**Required task**: Please quote every line word for word.

**Data to process**:
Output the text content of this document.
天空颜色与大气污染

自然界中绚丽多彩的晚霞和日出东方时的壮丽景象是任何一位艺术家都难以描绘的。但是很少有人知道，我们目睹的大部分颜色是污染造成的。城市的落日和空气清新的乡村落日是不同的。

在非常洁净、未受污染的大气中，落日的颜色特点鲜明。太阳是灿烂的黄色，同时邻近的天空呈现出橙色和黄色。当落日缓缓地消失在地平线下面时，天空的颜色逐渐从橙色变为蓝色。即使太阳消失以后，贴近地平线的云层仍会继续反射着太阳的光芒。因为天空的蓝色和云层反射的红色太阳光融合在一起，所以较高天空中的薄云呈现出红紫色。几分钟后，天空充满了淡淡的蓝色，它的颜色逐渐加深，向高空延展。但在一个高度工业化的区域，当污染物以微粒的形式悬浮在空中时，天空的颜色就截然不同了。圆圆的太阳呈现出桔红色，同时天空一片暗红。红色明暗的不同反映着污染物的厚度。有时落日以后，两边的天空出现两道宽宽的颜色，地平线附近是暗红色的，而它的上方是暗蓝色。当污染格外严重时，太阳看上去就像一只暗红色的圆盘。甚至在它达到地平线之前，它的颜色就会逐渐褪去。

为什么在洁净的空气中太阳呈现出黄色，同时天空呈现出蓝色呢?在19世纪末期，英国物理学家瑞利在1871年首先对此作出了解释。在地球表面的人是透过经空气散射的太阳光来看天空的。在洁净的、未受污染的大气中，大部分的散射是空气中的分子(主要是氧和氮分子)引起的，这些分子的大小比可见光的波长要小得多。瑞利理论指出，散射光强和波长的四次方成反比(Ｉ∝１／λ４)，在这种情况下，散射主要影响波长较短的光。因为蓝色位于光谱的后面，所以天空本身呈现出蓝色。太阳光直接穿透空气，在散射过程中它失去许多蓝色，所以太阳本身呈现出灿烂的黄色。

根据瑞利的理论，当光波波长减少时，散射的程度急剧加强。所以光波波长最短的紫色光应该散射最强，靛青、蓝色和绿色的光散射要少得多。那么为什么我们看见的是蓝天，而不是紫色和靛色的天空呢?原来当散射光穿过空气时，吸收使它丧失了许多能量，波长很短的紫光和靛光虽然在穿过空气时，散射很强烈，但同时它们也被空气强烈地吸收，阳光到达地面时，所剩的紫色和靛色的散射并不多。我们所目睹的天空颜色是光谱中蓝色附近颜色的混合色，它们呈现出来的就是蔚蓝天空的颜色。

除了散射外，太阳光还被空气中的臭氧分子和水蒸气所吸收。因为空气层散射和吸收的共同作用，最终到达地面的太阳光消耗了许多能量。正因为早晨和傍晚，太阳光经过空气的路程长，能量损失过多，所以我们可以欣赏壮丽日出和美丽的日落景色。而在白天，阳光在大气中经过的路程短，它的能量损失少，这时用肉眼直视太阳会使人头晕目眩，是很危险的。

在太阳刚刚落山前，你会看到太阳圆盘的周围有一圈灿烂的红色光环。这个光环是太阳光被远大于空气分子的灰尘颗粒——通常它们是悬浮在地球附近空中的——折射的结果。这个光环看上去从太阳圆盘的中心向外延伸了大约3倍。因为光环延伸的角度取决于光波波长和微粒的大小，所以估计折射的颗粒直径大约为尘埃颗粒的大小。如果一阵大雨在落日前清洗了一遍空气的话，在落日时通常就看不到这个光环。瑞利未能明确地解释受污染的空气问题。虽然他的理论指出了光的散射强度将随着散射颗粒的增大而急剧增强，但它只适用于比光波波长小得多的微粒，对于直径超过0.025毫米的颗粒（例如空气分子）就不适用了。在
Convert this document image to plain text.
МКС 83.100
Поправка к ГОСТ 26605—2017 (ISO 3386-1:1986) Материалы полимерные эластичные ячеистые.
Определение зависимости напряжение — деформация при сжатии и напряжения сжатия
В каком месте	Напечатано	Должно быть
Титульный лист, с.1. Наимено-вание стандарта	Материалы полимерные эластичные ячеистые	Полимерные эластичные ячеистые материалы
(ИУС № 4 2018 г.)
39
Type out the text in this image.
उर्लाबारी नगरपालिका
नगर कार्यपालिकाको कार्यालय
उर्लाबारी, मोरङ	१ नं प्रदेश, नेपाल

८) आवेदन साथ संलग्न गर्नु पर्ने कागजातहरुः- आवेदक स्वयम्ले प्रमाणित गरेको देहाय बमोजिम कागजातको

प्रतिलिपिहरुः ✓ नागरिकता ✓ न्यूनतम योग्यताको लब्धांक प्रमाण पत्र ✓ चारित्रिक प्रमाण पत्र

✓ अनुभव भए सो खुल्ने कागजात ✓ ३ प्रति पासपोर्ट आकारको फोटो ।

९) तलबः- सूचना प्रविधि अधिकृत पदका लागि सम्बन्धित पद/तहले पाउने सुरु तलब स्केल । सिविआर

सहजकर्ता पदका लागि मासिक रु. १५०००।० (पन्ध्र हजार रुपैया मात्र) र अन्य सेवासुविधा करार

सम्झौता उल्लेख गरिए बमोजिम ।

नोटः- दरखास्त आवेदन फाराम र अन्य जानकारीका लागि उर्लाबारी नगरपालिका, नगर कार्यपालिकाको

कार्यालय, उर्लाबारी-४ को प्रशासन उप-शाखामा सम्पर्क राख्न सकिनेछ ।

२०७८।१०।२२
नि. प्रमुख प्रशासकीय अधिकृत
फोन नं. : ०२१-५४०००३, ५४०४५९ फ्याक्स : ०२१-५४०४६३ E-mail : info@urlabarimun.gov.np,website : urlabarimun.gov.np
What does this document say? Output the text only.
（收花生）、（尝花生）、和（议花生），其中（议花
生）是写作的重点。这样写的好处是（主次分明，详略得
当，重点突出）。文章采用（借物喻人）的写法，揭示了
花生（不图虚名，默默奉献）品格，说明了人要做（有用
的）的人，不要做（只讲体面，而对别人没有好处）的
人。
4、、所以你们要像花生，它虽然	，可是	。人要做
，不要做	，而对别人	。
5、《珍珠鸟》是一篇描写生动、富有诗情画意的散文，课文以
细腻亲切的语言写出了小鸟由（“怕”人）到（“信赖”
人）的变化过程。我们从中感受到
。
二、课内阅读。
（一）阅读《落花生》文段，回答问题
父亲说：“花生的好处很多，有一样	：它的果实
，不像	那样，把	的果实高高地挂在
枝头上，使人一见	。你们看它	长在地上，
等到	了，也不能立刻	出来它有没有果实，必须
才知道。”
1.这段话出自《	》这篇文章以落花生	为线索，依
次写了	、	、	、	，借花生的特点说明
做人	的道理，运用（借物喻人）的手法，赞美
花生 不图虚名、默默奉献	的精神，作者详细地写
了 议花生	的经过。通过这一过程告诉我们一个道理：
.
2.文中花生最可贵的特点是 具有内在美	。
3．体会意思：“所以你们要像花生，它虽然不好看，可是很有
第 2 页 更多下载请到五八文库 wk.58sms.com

**Answer to the problem**:
Output the text content of this document.
天空颜色与大气污染

自然界中绚丽多彩的晚霞和日出东方时的壮丽景象是任何一位艺术家都难以描绘的。但是很少有人知道，我们目睹的大部分颜色是污染造成的。城市的落日和空气清新的乡村落日是不同的。

在非常洁净、未受污染的大气中，落日的颜色特点鲜明。太阳是灿烂的黄色，同时邻近的天空呈现出橙色和黄色。当落日缓缓地消失在地平线下面时，天空的颜色逐渐从橙色变为蓝色。即使太阳消失以后，贴近地平线的云层仍会继续反射着太阳的光芒。因为天空的蓝色和云层反射的红色太阳光融合在一起，所以较高天空中的薄云呈现出红紫色。几分钟后，天空充满了淡淡的蓝色，它的颜色逐渐加深，向高空延展。但在一个高度工业化的区域，当污染物以微粒的形式悬浮在空中时，天空的颜色就截然不同了。圆圆的太阳呈现出桔红色，同时天空一片暗红。红色明暗的不同反映着污染物的厚度。有时落日以后，两边的天空出现两道宽宽的颜色，地平线附近是暗红色的，而它的上方是暗蓝色。当污染格外严重时，太阳看上去就像一只暗红色的圆盘。甚至在它达到地平线之前，它的颜色就会逐渐褪去。

为什么在洁净的空气中太阳呈现出黄色，同时天空呈现出蓝色呢?在19世纪末期，英国物理学家瑞利在1871年首先对此作出了解释。在地球表面的人是透过经空气散射的太阳光来看天空的。在洁净的、未受污染的大气中，大部分的散射是空气中的分子(主要是氧和氮分子)引起的，这些分子的大小比可见光的波长要小得多。瑞利理论指出，散射光强和波长的四次方成反比(Ｉ∝１／λ４)，在这种情况下，散射主要影响波长较短的光。因为蓝色位于光谱的后面，所以天空本身呈现出蓝色。太阳光直接穿透空气，在散射过程中它失去许多蓝色，所以太阳本身呈现出灿烂的黄色。

根据瑞利的理论，当光波波长减少时，散射的程度急剧加强。所以光波波长最短的紫色光应该散射最强，靛青、蓝色和绿色的光散射要少得多。那么为什么我们看见的是蓝天，而不是紫色和靛色的天空呢?原来当散射光穿过空气时，吸收使它丧失了许多能量，波长很短的紫光和靛光虽然在穿过空气时，散射很强烈，但同时它们也被空气强烈地吸收，阳光到达地面时，所剩的紫色和靛色的散射并不多。我们所目睹的天空颜色是光谱中蓝色附近颜色的混合色，它们呈现出来的就是蔚蓝天空的颜色。

除了散射外，太阳光还被空气中的臭氧分子和水蒸气所吸收。因为空气层散射和吸收的共同作用，最终到达地面的太阳光消耗了许多能量。正因为早晨和傍晚，太阳光经过空气的路程长，能量损失过多，所以我们可以欣赏壮丽日出和美丽的日落景色。而在白天，阳光在大气中经过的路程短，它的能量损失少，这时用肉眼直视太阳会使人头晕目眩，是很危险的。

在太阳刚刚落山前，你会看到太阳圆盘的周围有一圈灿烂的红色光环。这个光环是太阳光被远大于空气分子的灰尘颗粒——通常它们是悬浮在地球附近空中的——折射的结果。这个光环看上去从太阳圆盘的中心向外延伸了大约3倍。因为光环延伸的角度取决于光波波长和微粒的大小，所以估计折射的颗粒直径大约为尘埃颗粒的大小。如果一阵大雨在落日前清洗了一遍空气的话，在落日时通常就看不到这个光环。瑞利未能明确地解释受污染的空气问题。虽然他的理论指出了光的散射强度将随着散射颗粒的增大而急剧增强，但它只适用于比光波波长小得多的微粒，对于直径超过0.025毫米的颗粒（例如空气分子）就不适用了。在
Convert this document image to plain text.
МКС 83.100
Поправка к ГОСТ 26605—2017 (ISO 3386-1:1986) Материалы полимерные эластичные ячеистые.
Определение зависимости напряжение — деформация при сжатии и напряжения сжатия
В каком месте	Напечатано	Должно быть
Титульный лист, с.1. Наимено-вание стандарта	Материалы полимерные эластичные ячеистые	Полимерные эластичные ячеистые материалы
(ИУС № 4 2018 г.)
39
Type out the text in this image.
उर्लाबारी नगरपालिका
नगर कार्यपालिकाको कार्यालय
उर्लाबारी, मोरङ	१ नं प्रदेश, नेपाल

८) आवेदन साथ संलग्न गर्नु पर्ने कागजातहरुः- आवेदक स्वयम्ले प्रमाणित गरेको देहाय बमोजिम कागजातको

प्रतिलिपिहरुः ✓ नागरिकता ✓ न्यूनतम योग्यताको लब्धांक प्रमाण पत्र ✓ चारित्रिक प्रमाण पत्र

✓ अनुभव भए सो खुल्ने कागजात ✓ ३ प्रति पासपोर्ट आकारको फोटो ।

९) तलबः- सूचना प्रविधि अधिकृत पदका लागि सम्बन्धित पद/तहले पाउने सुरु तलब स्केल । सिविआर

सहजकर्ता पदका लागि मासिक रु. १५०००।० (पन्ध्र हजार रुपैया मात्र) र अन्य सेवासुविधा करार

सम्झौता उल्लेख गरिए बमोजिम ।

नोटः- दरखास्त आवेदन फाराम र अन्य जानकारीका लागि उर्लाबारी नगरपालिका, नगर कार्यपालिकाको

कार्यालय, उर्लाबारी-४ को प्रशासन उप-शाखामा सम्पर्क राख्न सकिनेछ ।

२०७८।१०।२२
नि. प्रमुख प्रशासकीय अधिकृत
फोन नं. : ०२१-५४०००३, ५४०४५९ फ्याक्स : ०२१-५४०४६३ E-mail : info@urlabarimun.gov.np,website : urlabarimun.gov.np
What does this document say? Output the text only.
（收花生）、（尝花生）、和（议花生），其中（议花
生）是写作的重点。这样写的好处是（主次分明，详略得
当，重点突出）。文章采用（借物喻人）的写法，揭示了
花生（不图虚名，默默奉献）品格，说明了人要做（有用
的）的人，不要做（只讲体面，而对别人没有好处）的
人。
4、、所以你们要像花生，它虽然	，可是	。人要做
，不要做	，而对别人	。
5、《珍珠鸟》是一篇描写生动、富有诗情画意的散文，课文以
细腻亲切的语言写出了小鸟由（“怕”人）到（“信赖”
人）的变化过程。我们从中感受到
。
二、课内阅读。
（一）阅读《落花生》文段，回答问题
父亲说：“花生的好处很多，有一样	：它的果实
，不像	那样，把	的果实高高地挂在
枝头上，使人一见	。你们看它	长在地上，
等到	了，也不能立刻	出来它有没有果实，必须
才知道。”
1.这段话出自《	》这篇文章以落花生	为线索，依
次写了	、	、	、	，借花生的特点说明
做人	的道理，运用（借物喻人）的手法，赞美
花生 不图虚名、默默奉献	的精神，作者详细地写
了 议花生	的经过。通过这一过程告诉我们一个道理：
.
2.文中花生最可贵的特点是 具有内在美	。
3．体会意思：“所以你们要像花生，它虽然不好看，可是很有
第 2 页 更多下载请到五八文库 wk.58sms.com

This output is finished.